Will you give the material below again, every line exactly as it is?

-- Begin Material supplied --

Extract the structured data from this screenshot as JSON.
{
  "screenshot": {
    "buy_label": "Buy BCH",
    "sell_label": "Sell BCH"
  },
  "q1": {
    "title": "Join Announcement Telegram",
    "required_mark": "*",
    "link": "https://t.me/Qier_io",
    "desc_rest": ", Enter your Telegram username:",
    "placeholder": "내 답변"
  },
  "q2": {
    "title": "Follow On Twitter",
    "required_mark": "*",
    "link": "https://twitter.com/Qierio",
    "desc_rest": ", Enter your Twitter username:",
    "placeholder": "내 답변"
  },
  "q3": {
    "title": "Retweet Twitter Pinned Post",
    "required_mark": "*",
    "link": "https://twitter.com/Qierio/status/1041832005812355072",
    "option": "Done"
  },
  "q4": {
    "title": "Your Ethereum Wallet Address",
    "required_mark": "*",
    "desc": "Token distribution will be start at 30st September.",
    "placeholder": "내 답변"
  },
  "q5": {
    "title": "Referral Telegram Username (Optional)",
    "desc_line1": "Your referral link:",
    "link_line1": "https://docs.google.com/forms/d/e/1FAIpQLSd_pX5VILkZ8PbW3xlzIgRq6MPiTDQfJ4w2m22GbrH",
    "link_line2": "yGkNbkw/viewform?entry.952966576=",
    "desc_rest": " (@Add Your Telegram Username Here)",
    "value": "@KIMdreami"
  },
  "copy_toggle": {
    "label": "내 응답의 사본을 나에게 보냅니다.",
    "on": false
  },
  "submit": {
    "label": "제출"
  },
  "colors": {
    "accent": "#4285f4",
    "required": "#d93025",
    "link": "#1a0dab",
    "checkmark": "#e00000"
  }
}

-- End Material supplied --

■ **Output of the task**
Extract the structured data from this screenshot as JSON.
{
  "screenshot": {
    "buy_label": "Buy BCH",
    "sell_label": "Sell BCH"
  },
  "q1": {
    "title": "Join Announcement Telegram",
    "required_mark": "*",
    "link": "https://t.me/Qier_io",
    "desc_rest": ", Enter your Telegram username:",
    "placeholder": "내 답변"
  },
  "q2": {
    "title": "Follow On Twitter",
    "required_mark": "*",
    "link": "https://twitter.com/Qierio",
    "desc_rest": ", Enter your Twitter username:",
    "placeholder": "내 답변"
  },
  "q3": {
    "title": "Retweet Twitter Pinned Post",
    "required_mark": "*",
    "link": "https://twitter.com/Qierio/status/1041832005812355072",
    "option": "Done"
  },
  "q4": {
    "title": "Your Ethereum Wallet Address",
    "required_mark": "*",
    "desc": "Token distribution will be start at 30st September.",
    "placeholder": "내 답변"
  },
  "q5": {
    "title": "Referral Telegram Username (Optional)",
    "desc_line1": "Your referral link:",
    "link_line1": "https://docs.google.com/forms/d/e/1FAIpQLSd_pX5VILkZ8PbW3xlzIgRq6MPiTDQfJ4w2m22GbrH",
    "link_line2": "yGkNbkw/viewform?entry.952966576=",
    "desc_rest": " (@Add Your Telegram Username Here)",
    "value": "@KIMdreami"
  },
  "copy_toggle": {
    "label": "내 응답의 사본을 나에게 보냅니다.",
    "on": false
  },
  "submit": {
    "label": "제출"
  },
  "colors": {
    "accent": "#4285f4",
    "required": "#d93025",
    "link": "#1a0dab",
    "checkmark": "#e00000"
  }
}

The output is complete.